> [Entries shown]
>>>

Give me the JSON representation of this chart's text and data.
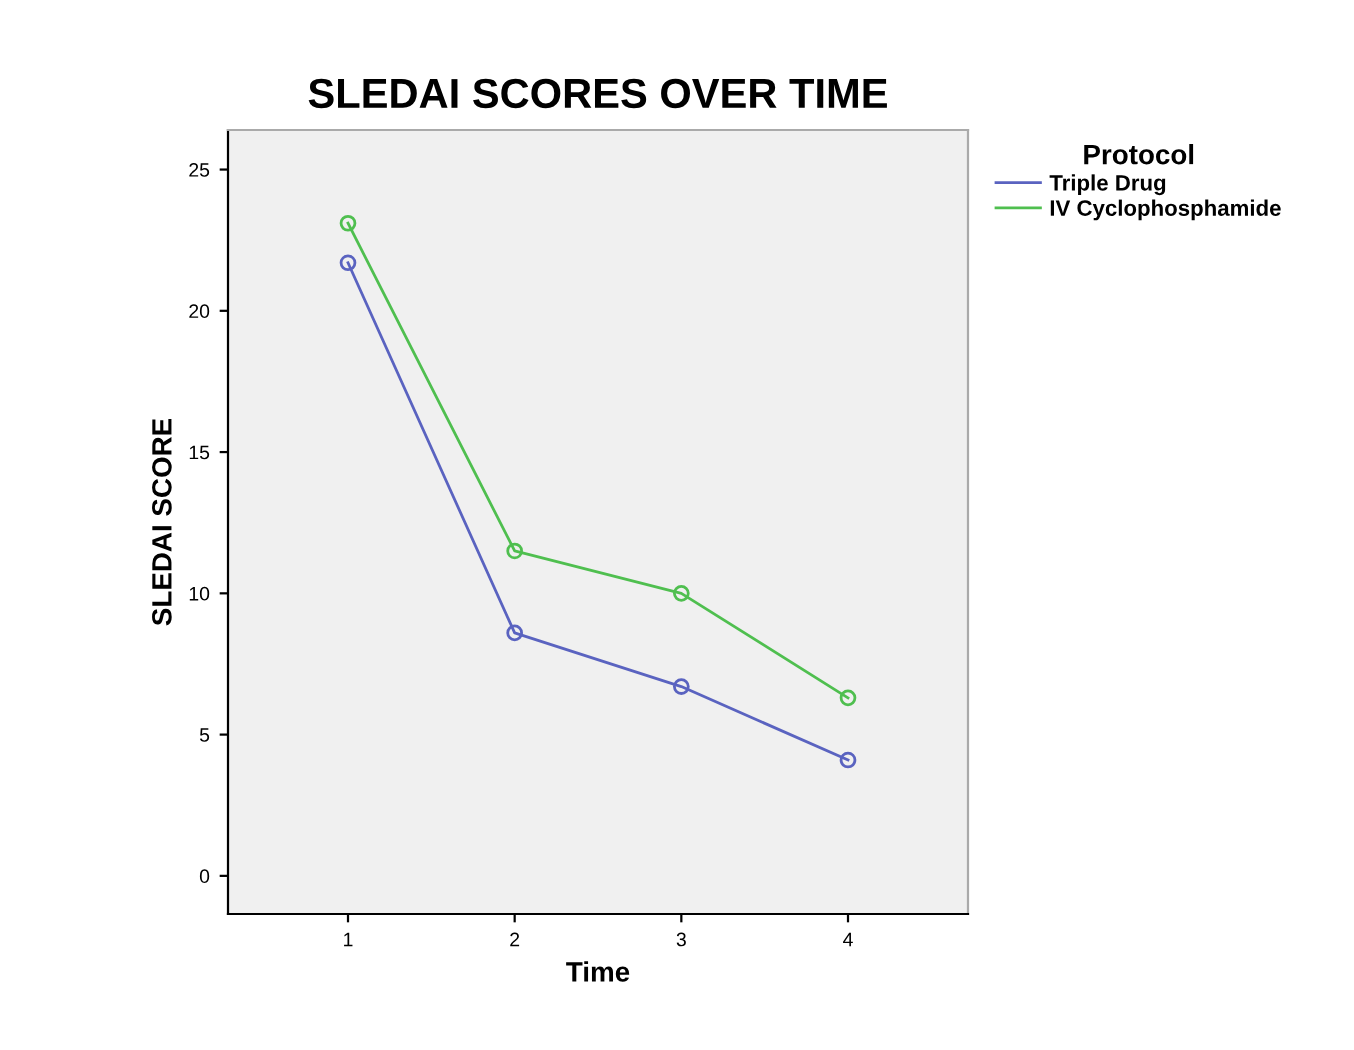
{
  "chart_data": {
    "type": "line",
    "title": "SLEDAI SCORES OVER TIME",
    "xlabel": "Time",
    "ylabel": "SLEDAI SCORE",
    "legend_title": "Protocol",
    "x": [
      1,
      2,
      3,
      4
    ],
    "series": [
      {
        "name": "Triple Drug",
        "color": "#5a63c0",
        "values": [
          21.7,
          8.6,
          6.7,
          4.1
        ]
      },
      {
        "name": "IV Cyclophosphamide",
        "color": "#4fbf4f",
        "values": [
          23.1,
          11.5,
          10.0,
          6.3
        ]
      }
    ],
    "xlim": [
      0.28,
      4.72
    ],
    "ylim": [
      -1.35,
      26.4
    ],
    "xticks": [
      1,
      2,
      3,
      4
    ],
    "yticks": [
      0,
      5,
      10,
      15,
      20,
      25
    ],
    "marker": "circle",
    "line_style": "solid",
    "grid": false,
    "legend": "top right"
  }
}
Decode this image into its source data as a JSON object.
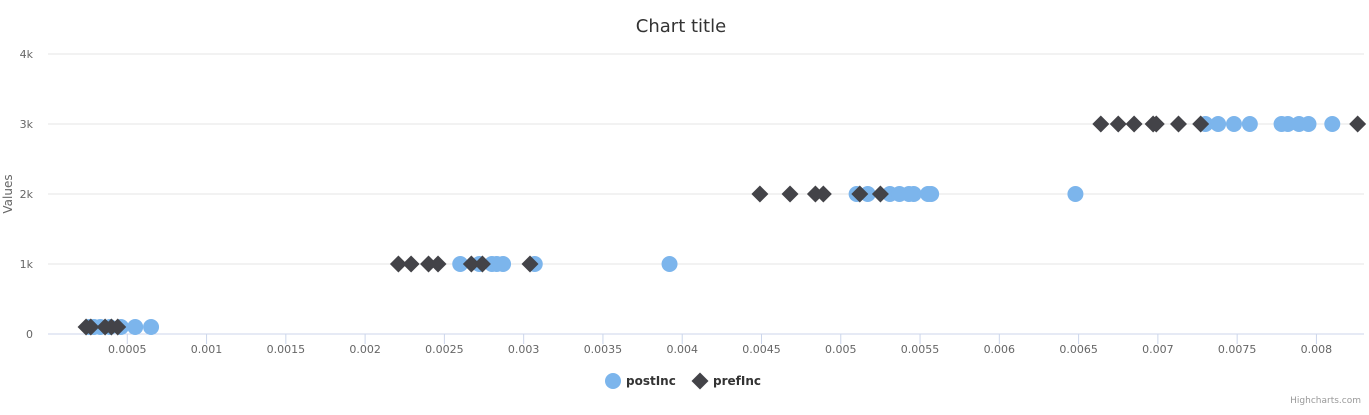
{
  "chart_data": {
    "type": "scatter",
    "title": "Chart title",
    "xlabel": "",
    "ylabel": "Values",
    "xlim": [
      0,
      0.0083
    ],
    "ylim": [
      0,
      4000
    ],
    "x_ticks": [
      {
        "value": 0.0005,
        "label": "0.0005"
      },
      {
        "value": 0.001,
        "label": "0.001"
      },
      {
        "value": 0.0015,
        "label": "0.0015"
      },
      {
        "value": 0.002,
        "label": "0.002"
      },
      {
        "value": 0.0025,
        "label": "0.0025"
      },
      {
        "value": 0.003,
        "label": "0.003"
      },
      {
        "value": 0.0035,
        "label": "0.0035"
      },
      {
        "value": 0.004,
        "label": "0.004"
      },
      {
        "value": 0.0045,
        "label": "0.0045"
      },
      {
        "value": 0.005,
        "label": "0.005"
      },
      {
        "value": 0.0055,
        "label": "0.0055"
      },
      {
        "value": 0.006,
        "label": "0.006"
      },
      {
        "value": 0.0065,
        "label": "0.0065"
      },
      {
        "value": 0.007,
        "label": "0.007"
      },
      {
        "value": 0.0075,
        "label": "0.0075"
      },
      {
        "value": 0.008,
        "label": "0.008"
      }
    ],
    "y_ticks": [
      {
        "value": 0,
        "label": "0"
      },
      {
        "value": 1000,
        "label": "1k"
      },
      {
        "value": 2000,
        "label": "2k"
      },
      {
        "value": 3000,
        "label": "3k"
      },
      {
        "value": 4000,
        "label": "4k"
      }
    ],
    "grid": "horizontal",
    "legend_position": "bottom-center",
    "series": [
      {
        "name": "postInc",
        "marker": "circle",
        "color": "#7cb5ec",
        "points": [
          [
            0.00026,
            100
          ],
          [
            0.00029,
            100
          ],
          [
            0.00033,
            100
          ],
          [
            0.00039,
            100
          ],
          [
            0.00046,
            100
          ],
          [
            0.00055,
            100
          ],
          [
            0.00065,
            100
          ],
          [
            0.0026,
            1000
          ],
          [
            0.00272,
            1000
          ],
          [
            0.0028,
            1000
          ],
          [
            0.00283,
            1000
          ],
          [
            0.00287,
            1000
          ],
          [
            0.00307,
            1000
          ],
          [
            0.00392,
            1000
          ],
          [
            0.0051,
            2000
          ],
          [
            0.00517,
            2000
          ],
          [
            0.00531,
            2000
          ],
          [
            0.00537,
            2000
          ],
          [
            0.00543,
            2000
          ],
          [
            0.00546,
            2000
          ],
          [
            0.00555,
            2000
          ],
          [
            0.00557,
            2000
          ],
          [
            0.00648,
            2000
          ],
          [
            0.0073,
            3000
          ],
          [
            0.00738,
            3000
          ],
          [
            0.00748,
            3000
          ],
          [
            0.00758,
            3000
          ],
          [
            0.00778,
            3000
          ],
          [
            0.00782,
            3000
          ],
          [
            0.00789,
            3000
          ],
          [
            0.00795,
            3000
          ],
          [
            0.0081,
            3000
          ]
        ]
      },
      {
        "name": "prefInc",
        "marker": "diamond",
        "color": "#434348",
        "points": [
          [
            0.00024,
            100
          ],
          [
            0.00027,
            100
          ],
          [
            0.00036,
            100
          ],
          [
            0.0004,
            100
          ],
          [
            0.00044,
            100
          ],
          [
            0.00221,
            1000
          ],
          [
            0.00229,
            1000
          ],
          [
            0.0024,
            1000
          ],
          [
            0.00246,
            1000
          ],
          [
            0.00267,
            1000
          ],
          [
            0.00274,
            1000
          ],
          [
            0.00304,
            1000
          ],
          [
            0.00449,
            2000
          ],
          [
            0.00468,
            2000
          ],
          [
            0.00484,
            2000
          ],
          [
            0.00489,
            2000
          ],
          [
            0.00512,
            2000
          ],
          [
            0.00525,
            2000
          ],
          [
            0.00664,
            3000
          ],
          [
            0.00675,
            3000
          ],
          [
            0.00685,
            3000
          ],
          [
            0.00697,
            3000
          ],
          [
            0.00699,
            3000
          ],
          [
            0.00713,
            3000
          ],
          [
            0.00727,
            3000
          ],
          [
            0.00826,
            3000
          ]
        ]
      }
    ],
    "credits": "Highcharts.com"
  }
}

<<<
>>>

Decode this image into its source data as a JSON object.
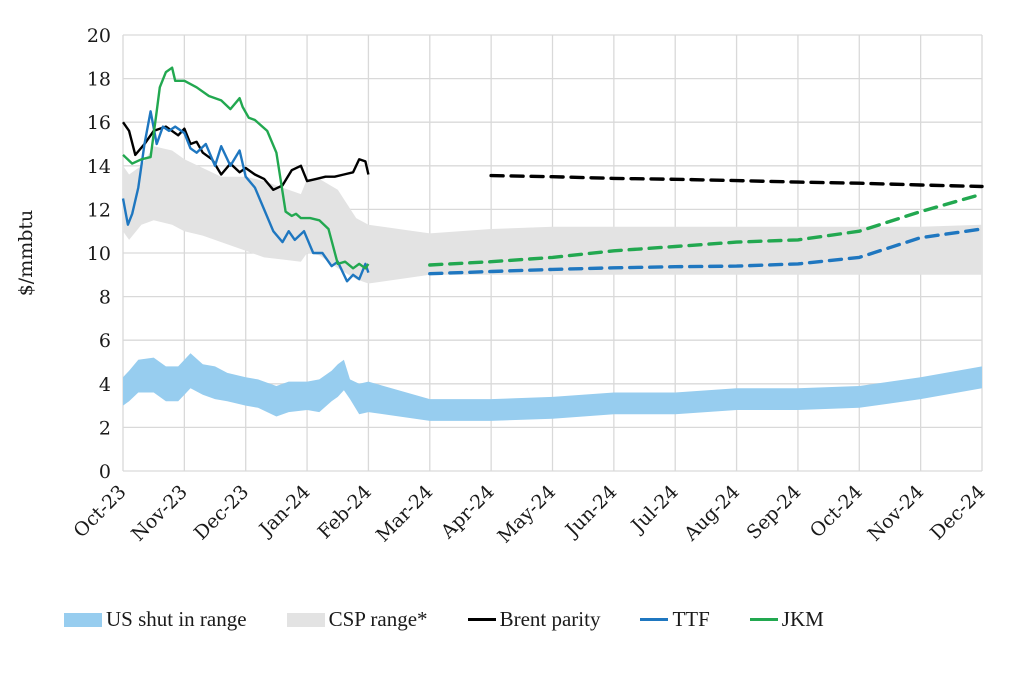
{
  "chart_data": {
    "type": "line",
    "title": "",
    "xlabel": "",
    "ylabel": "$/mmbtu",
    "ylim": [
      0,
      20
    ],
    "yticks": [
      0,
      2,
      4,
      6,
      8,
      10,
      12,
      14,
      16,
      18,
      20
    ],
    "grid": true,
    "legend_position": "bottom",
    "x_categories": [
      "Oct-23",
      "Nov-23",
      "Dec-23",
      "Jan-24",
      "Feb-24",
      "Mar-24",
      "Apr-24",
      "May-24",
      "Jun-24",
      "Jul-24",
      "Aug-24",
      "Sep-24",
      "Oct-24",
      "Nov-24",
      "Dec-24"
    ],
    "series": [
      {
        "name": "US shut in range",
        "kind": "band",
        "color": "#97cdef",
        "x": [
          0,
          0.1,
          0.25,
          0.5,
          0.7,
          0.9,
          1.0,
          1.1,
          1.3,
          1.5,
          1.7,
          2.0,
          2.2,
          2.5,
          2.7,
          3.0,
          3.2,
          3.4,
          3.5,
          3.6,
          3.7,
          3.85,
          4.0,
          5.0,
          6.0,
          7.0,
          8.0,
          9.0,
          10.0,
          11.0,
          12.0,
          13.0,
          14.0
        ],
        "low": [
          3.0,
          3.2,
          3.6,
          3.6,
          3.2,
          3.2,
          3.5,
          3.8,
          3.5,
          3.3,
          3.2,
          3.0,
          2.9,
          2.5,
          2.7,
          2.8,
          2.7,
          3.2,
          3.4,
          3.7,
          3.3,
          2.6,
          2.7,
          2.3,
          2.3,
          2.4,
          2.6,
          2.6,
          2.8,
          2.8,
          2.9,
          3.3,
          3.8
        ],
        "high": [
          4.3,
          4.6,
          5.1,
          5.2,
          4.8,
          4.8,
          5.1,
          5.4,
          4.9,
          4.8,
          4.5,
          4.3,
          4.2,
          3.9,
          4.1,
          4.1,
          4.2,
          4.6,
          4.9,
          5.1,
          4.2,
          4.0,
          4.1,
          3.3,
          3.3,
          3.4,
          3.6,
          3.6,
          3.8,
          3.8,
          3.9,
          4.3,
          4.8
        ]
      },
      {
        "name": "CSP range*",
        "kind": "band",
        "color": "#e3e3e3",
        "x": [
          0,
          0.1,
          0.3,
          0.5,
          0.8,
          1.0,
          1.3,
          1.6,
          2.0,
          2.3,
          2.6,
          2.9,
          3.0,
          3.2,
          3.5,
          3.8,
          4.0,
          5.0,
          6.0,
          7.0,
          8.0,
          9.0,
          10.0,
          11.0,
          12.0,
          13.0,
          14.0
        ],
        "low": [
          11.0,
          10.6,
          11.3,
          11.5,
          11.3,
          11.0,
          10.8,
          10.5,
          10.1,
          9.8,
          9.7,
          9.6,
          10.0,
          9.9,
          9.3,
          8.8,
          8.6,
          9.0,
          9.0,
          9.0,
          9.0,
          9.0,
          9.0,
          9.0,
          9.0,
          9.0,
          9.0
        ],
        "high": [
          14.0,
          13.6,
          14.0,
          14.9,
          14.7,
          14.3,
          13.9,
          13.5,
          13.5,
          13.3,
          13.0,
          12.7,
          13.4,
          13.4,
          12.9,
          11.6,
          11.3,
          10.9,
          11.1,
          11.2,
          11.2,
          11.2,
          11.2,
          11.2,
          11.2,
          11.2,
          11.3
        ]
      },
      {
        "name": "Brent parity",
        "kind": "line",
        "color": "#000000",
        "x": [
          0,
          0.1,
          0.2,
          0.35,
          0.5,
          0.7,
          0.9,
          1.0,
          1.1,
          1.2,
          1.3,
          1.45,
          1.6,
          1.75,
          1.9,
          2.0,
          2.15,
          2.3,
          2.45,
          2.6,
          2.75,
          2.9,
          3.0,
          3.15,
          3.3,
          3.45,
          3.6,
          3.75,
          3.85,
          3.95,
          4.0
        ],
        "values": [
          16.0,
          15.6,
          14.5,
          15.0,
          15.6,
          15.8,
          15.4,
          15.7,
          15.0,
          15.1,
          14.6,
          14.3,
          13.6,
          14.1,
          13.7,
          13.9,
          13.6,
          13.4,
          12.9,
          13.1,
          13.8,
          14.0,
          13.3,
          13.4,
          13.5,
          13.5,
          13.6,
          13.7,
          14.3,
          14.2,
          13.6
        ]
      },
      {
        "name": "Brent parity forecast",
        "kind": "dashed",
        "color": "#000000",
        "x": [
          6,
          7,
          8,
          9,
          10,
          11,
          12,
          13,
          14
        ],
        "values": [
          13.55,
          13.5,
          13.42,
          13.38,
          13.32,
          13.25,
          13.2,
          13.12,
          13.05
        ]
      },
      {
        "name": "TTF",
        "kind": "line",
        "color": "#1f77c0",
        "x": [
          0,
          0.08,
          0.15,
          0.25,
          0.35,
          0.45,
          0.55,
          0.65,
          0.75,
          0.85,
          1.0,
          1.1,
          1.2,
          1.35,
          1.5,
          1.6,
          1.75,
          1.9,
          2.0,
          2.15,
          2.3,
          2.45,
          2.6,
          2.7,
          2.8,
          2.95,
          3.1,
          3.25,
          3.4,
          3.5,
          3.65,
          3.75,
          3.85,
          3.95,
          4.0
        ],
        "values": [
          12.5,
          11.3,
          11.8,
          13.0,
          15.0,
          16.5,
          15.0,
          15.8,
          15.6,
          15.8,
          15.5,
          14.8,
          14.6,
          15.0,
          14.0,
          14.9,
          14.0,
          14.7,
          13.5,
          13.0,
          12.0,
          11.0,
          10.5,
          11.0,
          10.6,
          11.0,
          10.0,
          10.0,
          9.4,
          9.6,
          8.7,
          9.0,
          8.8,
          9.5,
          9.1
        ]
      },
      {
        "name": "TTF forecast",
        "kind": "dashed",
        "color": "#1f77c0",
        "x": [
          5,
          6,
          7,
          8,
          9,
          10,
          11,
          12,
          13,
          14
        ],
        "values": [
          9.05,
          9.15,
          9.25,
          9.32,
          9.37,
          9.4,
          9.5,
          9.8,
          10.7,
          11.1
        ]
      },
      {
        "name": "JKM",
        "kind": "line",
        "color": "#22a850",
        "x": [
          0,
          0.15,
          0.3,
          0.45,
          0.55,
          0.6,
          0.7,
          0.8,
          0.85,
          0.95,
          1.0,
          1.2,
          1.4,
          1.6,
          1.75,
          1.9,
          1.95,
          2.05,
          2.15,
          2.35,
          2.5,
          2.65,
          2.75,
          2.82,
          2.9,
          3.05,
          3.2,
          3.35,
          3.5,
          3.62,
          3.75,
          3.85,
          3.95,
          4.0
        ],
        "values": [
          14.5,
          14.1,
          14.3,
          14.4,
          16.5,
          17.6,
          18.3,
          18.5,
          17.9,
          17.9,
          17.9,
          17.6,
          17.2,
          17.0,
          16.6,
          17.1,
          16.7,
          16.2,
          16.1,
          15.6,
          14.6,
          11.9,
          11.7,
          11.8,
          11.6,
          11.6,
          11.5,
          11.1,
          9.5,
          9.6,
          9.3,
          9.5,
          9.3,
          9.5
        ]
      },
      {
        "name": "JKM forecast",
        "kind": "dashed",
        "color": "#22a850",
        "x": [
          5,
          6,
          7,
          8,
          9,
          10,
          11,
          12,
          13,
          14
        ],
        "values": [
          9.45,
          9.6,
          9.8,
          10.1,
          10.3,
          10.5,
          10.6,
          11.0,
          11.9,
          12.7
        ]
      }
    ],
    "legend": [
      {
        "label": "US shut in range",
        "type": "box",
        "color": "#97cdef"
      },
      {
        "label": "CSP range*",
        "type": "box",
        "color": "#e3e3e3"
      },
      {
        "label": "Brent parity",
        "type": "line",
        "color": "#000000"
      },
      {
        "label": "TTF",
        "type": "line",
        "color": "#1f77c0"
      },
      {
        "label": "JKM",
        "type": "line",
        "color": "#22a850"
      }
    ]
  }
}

<<<

> [Exercise brief]
Search the listing for the string "marker". Copy each line where it turns up.

> [Response to this task]
    "marker": "circle",
        "marker": "circle",
        "marker": "diamond",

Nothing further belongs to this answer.